:: Exercise description ::
Extract the entries in their exact form.

— begin Data supplied —

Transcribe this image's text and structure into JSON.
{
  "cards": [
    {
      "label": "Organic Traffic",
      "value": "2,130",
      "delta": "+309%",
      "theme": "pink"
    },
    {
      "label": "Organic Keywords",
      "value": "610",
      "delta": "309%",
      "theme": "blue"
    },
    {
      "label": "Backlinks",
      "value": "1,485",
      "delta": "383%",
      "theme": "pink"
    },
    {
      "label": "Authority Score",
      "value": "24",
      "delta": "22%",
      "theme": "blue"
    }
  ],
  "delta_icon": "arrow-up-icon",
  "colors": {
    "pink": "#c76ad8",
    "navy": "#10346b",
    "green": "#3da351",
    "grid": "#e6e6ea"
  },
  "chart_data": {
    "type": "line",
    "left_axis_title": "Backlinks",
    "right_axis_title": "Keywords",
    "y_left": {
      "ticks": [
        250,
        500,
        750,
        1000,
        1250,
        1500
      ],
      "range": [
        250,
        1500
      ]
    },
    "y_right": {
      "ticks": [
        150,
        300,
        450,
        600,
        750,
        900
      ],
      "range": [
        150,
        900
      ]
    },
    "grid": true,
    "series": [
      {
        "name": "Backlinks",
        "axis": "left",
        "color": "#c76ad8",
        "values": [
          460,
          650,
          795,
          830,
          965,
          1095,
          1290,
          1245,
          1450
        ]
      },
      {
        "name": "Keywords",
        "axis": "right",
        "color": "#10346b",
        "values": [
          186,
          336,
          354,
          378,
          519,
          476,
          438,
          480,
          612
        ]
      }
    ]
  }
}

— end Data supplied —

:: The output ::
Transcribe this image's text and structure into JSON.
{
  "cards": [
    {
      "label": "Organic Traffic",
      "value": "2,130",
      "delta": "+309%",
      "theme": "pink"
    },
    {
      "label": "Organic Keywords",
      "value": "610",
      "delta": "309%",
      "theme": "blue"
    },
    {
      "label": "Backlinks",
      "value": "1,485",
      "delta": "383%",
      "theme": "pink"
    },
    {
      "label": "Authority Score",
      "value": "24",
      "delta": "22%",
      "theme": "blue"
    }
  ],
  "delta_icon": "arrow-up-icon",
  "colors": {
    "pink": "#c76ad8",
    "navy": "#10346b",
    "green": "#3da351",
    "grid": "#e6e6ea"
  },
  "chart_data": {
    "type": "line",
    "left_axis_title": "Backlinks",
    "right_axis_title": "Keywords",
    "y_left": {
      "ticks": [
        250,
        500,
        750,
        1000,
        1250,
        1500
      ],
      "range": [
        250,
        1500
      ]
    },
    "y_right": {
      "ticks": [
        150,
        300,
        450,
        600,
        750,
        900
      ],
      "range": [
        150,
        900
      ]
    },
    "grid": true,
    "series": [
      {
        "name": "Backlinks",
        "axis": "left",
        "color": "#c76ad8",
        "values": [
          460,
          650,
          795,
          830,
          965,
          1095,
          1290,
          1245,
          1450
        ]
      },
      {
        "name": "Keywords",
        "axis": "right",
        "color": "#10346b",
        "values": [
          186,
          336,
          354,
          378,
          519,
          476,
          438,
          480,
          612
        ]
      }
    ]
  }
}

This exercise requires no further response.